> Requirements: Extract every line of the material that holds the string "this".

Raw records
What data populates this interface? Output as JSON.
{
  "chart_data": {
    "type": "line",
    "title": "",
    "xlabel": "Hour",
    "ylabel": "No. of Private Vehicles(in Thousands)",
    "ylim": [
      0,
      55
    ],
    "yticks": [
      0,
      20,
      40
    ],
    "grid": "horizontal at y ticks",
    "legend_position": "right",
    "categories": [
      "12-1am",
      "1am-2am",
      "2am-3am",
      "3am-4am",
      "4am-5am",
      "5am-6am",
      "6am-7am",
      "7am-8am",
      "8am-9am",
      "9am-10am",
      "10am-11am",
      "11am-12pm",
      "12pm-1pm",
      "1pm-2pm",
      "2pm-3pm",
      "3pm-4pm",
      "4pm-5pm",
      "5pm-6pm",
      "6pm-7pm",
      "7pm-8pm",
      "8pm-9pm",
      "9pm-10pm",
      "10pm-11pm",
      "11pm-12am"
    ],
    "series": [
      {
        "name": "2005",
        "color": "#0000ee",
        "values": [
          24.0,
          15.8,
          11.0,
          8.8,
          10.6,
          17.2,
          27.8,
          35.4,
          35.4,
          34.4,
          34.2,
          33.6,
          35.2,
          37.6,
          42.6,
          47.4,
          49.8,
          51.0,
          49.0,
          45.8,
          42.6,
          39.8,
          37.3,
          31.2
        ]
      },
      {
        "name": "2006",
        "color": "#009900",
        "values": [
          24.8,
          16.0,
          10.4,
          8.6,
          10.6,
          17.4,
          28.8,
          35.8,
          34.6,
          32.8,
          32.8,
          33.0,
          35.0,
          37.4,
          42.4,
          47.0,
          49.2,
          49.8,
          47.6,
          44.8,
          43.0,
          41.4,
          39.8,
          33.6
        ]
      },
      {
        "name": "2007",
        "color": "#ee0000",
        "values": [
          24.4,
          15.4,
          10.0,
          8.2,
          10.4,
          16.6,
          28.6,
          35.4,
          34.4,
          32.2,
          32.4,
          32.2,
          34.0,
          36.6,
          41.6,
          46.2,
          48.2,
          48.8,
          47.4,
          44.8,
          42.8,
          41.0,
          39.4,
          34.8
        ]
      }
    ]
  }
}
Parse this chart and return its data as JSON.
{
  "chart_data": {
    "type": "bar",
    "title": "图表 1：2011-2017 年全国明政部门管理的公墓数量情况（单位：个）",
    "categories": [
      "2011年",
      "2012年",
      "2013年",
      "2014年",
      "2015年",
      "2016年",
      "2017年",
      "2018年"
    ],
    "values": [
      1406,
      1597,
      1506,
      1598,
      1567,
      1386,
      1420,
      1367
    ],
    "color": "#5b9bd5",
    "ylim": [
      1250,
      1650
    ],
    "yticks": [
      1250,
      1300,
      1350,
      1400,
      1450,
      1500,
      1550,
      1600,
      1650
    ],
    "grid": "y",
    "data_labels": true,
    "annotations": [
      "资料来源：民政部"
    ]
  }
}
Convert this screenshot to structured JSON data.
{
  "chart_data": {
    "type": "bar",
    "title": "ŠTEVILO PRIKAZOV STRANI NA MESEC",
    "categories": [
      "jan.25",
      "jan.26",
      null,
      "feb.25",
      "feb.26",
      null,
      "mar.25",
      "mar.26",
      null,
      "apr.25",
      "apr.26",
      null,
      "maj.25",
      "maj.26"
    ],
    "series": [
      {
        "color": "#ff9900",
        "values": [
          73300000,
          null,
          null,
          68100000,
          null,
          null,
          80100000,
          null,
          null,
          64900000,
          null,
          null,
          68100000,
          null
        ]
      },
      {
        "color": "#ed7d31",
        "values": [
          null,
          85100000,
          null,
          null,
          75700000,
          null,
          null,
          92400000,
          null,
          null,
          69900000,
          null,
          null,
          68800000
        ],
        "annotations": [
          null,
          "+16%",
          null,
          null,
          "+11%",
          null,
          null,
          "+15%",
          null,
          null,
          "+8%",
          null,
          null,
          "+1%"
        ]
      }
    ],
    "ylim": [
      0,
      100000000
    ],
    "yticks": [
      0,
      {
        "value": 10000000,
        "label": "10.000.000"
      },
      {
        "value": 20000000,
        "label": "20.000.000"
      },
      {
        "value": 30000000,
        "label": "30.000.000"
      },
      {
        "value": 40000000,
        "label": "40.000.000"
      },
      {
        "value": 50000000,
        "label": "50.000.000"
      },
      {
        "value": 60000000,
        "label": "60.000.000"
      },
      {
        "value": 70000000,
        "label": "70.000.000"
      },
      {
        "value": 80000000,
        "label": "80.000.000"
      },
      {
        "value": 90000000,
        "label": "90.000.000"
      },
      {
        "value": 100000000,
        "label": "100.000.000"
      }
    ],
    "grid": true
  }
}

> Exercise output:
What data populates this interface? Output as JSON.
Parse this chart and return its data as JSON.
Convert this screenshot to structured JSON data.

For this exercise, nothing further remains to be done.